§ **Task objective**:
Without the pictures, print each of the records below exactly as it appears.

** begin Input **

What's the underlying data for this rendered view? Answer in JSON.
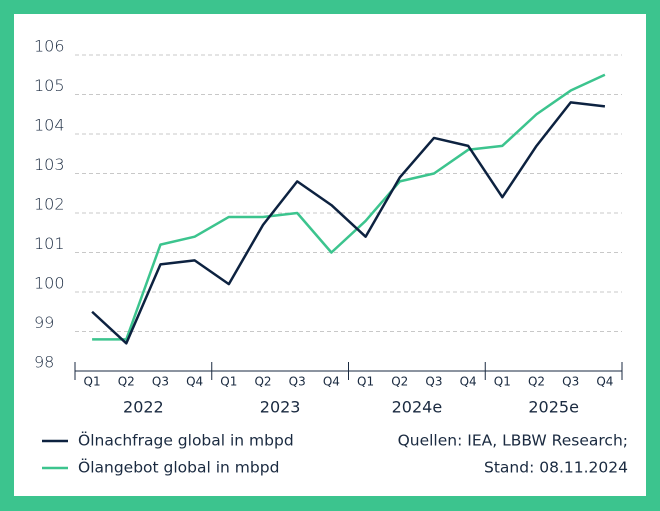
{
  "chart_data": {
    "type": "line",
    "categories": [
      "Q1",
      "Q2",
      "Q3",
      "Q4",
      "Q1",
      "Q2",
      "Q3",
      "Q4",
      "Q1",
      "Q2",
      "Q3",
      "Q4",
      "Q1",
      "Q2",
      "Q3",
      "Q4"
    ],
    "x_groups": [
      "2022",
      "2023",
      "2024e",
      "2025e"
    ],
    "series": [
      {
        "name": "Ölnachfrage global in mbpd",
        "color": "#0d2240",
        "values": [
          99.5,
          98.7,
          100.7,
          100.8,
          100.2,
          101.7,
          102.8,
          102.2,
          101.4,
          102.9,
          103.9,
          103.7,
          102.4,
          103.7,
          104.8,
          104.7
        ]
      },
      {
        "name": "Ölangebot global in mbpd",
        "color": "#3cc48e",
        "values": [
          98.8,
          98.8,
          101.2,
          101.4,
          101.9,
          101.9,
          102.0,
          101.0,
          101.8,
          102.8,
          103.0,
          103.6,
          103.7,
          104.5,
          105.1,
          105.5
        ]
      }
    ],
    "ylim": [
      98,
      106
    ],
    "yticks": [
      98,
      99,
      100,
      101,
      102,
      103,
      104,
      105,
      106
    ],
    "grid": true,
    "source": [
      "Quellen: IEA, LBBW Research;",
      "Stand: 08.11.2024"
    ]
  }
}
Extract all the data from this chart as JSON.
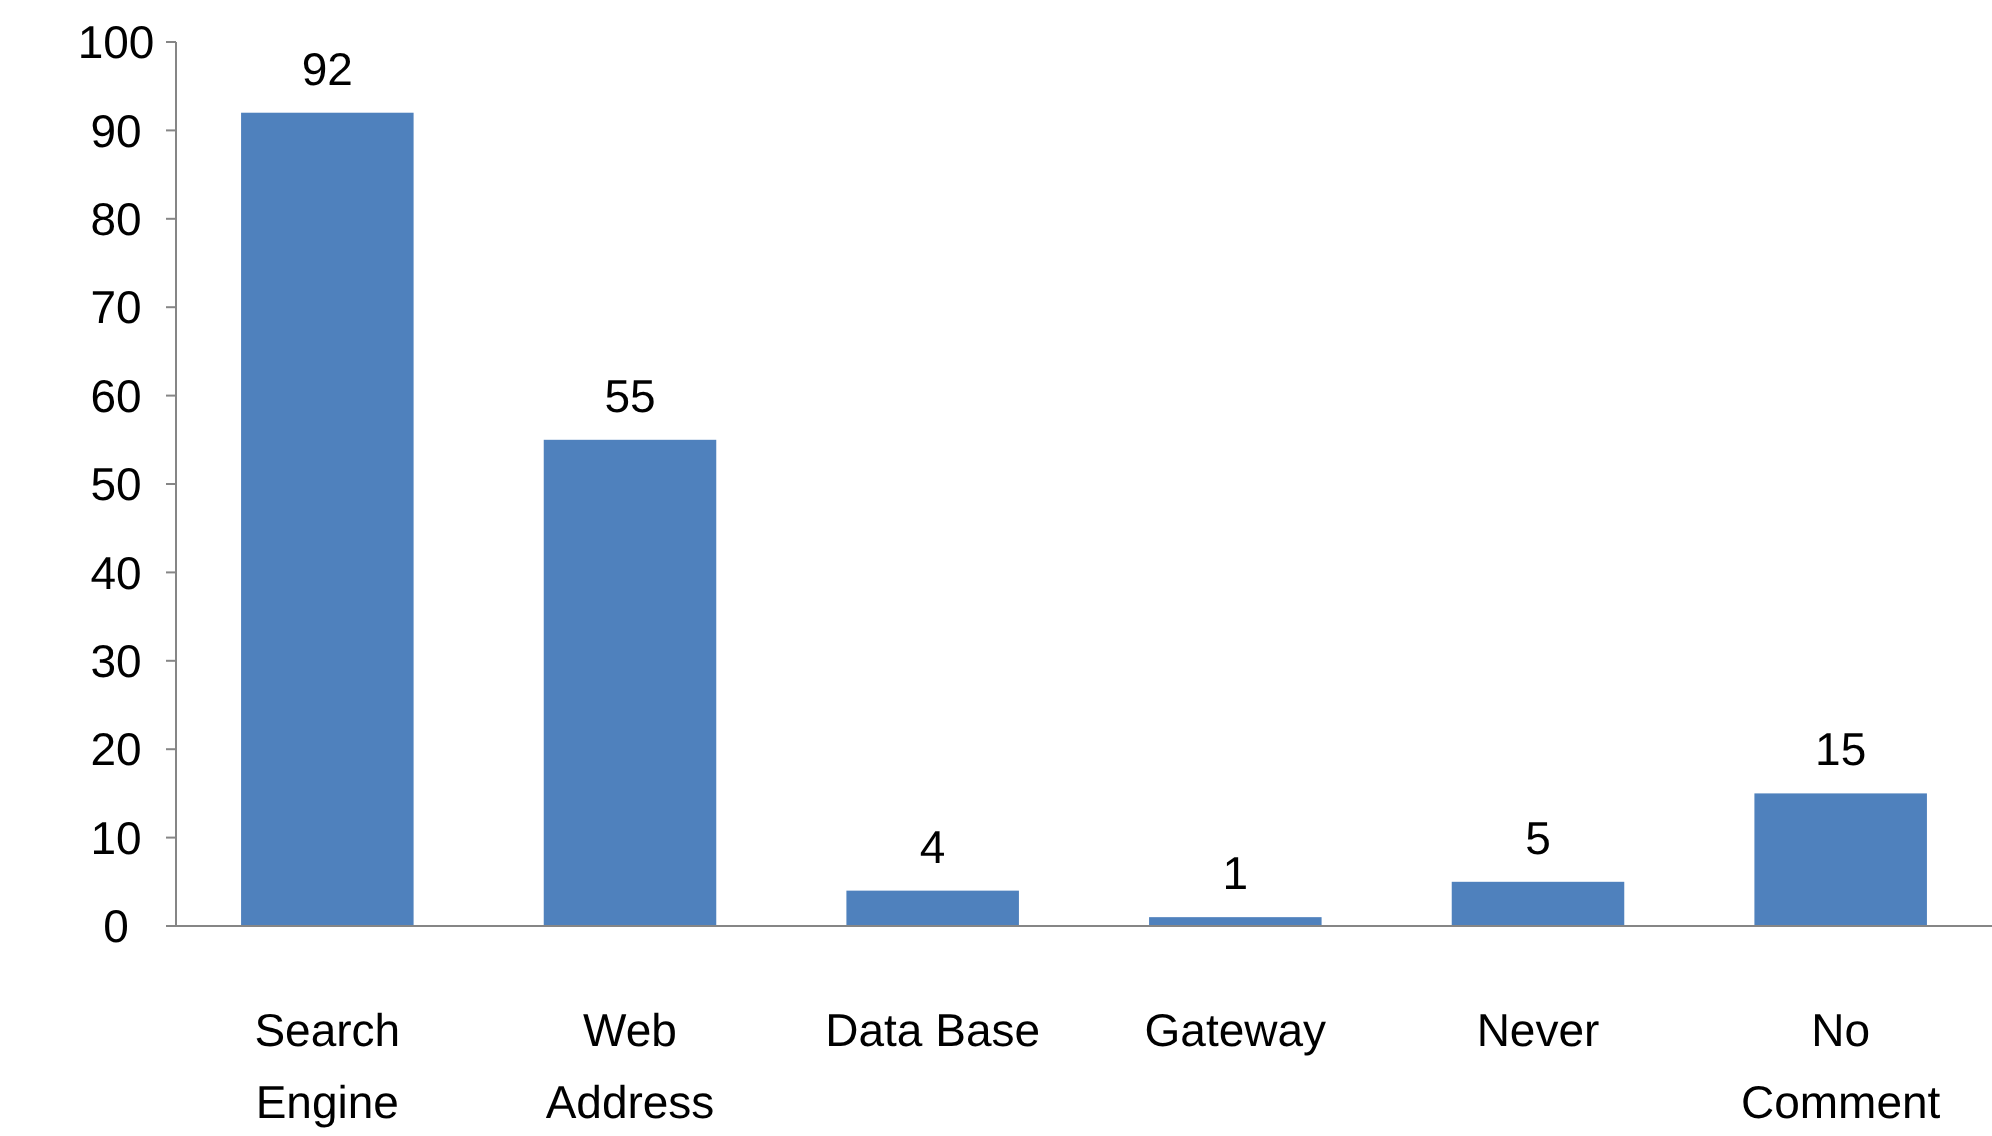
{
  "chart_data": {
    "type": "bar",
    "categories": [
      "Search Engine",
      "Web Address",
      "Data Base",
      "Gateway",
      "Never",
      "No Comment"
    ],
    "values": [
      92,
      55,
      4,
      1,
      5,
      15
    ],
    "color": "#4f81bd",
    "ylim": [
      0,
      100
    ],
    "yticks": [
      0,
      10,
      20,
      30,
      40,
      50,
      60,
      70,
      80,
      90,
      100
    ],
    "data_labels": true
  }
}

** end Input **

§ **Result of the task**:
What's the underlying data for this rendered view? Answer in JSON.
{
  "chart_data": {
    "type": "line",
    "categories": [
      "Q1",
      "Q2",
      "Q3",
      "Q4",
      "Q1",
      "Q2",
      "Q3",
      "Q4",
      "Q1",
      "Q2",
      "Q3",
      "Q4",
      "Q1",
      "Q2",
      "Q3",
      "Q4"
    ],
    "x_groups": [
      "2022",
      "2023",
      "2024e",
      "2025e"
    ],
    "series": [
      {
        "name": "Ölnachfrage global in mbpd",
        "color": "#0d2240",
        "values": [
          99.5,
          98.7,
          100.7,
          100.8,
          100.2,
          101.7,
          102.8,
          102.2,
          101.4,
          102.9,
          103.9,
          103.7,
          102.4,
          103.7,
          104.8,
          104.7
        ]
      },
      {
        "name": "Ölangebot global in mbpd",
        "color": "#3cc48e",
        "values": [
          98.8,
          98.8,
          101.2,
          101.4,
          101.9,
          101.9,
          102.0,
          101.0,
          101.8,
          102.8,
          103.0,
          103.6,
          103.7,
          104.5,
          105.1,
          105.5
        ]
      }
    ],
    "ylim": [
      98,
      106
    ],
    "yticks": [
      98,
      99,
      100,
      101,
      102,
      103,
      104,
      105,
      106
    ],
    "grid": true,
    "source": [
      "Quellen: IEA, LBBW Research;",
      "Stand: 08.11.2024"
    ]
  }
}
Extract all the data from this chart as JSON.
{
  "chart_data": {
    "type": "bar",
    "categories": [
      "Search Engine",
      "Web Address",
      "Data Base",
      "Gateway",
      "Never",
      "No Comment"
    ],
    "values": [
      92,
      55,
      4,
      1,
      5,
      15
    ],
    "color": "#4f81bd",
    "ylim": [
      0,
      100
    ],
    "yticks": [
      0,
      10,
      20,
      30,
      40,
      50,
      60,
      70,
      80,
      90,
      100
    ],
    "data_labels": true
  }
}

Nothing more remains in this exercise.